§ **TASK DESCRIPTION**: Every record that follows should be printed verbatim.

Source data
==================================================
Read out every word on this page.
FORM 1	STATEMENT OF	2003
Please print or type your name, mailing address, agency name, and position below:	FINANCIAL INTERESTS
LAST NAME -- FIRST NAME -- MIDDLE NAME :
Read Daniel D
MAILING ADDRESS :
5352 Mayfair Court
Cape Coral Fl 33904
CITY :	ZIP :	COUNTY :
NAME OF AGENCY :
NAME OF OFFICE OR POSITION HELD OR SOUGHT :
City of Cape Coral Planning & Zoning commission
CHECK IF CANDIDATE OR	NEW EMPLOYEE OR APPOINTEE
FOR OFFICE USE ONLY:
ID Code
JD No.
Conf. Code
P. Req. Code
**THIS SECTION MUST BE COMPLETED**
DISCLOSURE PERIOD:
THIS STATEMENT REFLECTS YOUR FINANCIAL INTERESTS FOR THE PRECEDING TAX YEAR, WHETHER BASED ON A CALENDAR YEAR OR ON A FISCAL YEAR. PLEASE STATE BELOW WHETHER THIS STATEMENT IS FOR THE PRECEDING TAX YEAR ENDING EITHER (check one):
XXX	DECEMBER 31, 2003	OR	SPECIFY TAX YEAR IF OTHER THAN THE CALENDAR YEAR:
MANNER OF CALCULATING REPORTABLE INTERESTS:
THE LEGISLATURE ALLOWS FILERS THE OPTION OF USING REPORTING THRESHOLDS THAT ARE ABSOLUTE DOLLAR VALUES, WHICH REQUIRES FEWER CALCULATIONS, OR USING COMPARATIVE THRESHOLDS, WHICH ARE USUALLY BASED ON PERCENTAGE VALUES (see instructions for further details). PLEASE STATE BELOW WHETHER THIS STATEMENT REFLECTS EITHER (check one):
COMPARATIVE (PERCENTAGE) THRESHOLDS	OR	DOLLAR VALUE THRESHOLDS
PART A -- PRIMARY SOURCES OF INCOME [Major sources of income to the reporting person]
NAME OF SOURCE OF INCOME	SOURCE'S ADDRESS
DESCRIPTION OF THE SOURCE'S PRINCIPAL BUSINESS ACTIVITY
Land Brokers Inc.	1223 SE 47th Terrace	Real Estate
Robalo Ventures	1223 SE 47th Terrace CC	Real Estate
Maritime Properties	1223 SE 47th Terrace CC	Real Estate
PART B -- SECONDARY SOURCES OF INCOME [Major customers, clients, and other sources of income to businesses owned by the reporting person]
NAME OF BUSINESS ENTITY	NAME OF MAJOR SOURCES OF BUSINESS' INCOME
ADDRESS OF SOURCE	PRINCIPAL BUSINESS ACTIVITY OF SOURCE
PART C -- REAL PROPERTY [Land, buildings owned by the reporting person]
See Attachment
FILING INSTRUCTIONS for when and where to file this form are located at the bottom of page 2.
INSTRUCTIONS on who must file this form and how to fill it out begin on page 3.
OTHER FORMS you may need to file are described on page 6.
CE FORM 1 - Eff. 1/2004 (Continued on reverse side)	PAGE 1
==================================================
§ **TASK SOLUTION**:
Read out every word on this page.
FORM 1	STATEMENT OF	2003
Please print or type your name, mailing address, agency name, and position below:	FINANCIAL INTERESTS
LAST NAME -- FIRST NAME -- MIDDLE NAME :
Read Daniel D
MAILING ADDRESS :
5352 Mayfair Court
Cape Coral Fl 33904
CITY :	ZIP :	COUNTY :
NAME OF AGENCY :
NAME OF OFFICE OR POSITION HELD OR SOUGHT :
City of Cape Coral Planning & Zoning commission
CHECK IF CANDIDATE OR	NEW EMPLOYEE OR APPOINTEE
FOR OFFICE USE ONLY:
ID Code
JD No.
Conf. Code
P. Req. Code
**THIS SECTION MUST BE COMPLETED**
DISCLOSURE PERIOD:
THIS STATEMENT REFLECTS YOUR FINANCIAL INTERESTS FOR THE PRECEDING TAX YEAR, WHETHER BASED ON A CALENDAR YEAR OR ON A FISCAL YEAR. PLEASE STATE BELOW WHETHER THIS STATEMENT IS FOR THE PRECEDING TAX YEAR ENDING EITHER (check one):
XXX	DECEMBER 31, 2003	OR	SPECIFY TAX YEAR IF OTHER THAN THE CALENDAR YEAR:
MANNER OF CALCULATING REPORTABLE INTERESTS:
THE LEGISLATURE ALLOWS FILERS THE OPTION OF USING REPORTING THRESHOLDS THAT ARE ABSOLUTE DOLLAR VALUES, WHICH REQUIRES FEWER CALCULATIONS, OR USING COMPARATIVE THRESHOLDS, WHICH ARE USUALLY BASED ON PERCENTAGE VALUES (see instructions for further details). PLEASE STATE BELOW WHETHER THIS STATEMENT REFLECTS EITHER (check one):
COMPARATIVE (PERCENTAGE) THRESHOLDS	OR	DOLLAR VALUE THRESHOLDS
PART A -- PRIMARY SOURCES OF INCOME [Major sources of income to the reporting person]
NAME OF SOURCE OF INCOME	SOURCE'S ADDRESS
DESCRIPTION OF THE SOURCE'S PRINCIPAL BUSINESS ACTIVITY
Land Brokers Inc.	1223 SE 47th Terrace	Real Estate
Robalo Ventures	1223 SE 47th Terrace CC	Real Estate
Maritime Properties	1223 SE 47th Terrace CC	Real Estate
PART B -- SECONDARY SOURCES OF INCOME [Major customers, clients, and other sources of income to businesses owned by the reporting person]
NAME OF BUSINESS ENTITY	NAME OF MAJOR SOURCES OF BUSINESS' INCOME
ADDRESS OF SOURCE	PRINCIPAL BUSINESS ACTIVITY OF SOURCE
PART C -- REAL PROPERTY [Land, buildings owned by the reporting person]
See Attachment
FILING INSTRUCTIONS for when and where to file this form are located at the bottom of page 2.
INSTRUCTIONS on who must file this form and how to fill it out begin on page 3.
OTHER FORMS you may need to file are described on page 6.
CE FORM 1 - Eff. 1/2004 (Continued on reverse side)	PAGE 1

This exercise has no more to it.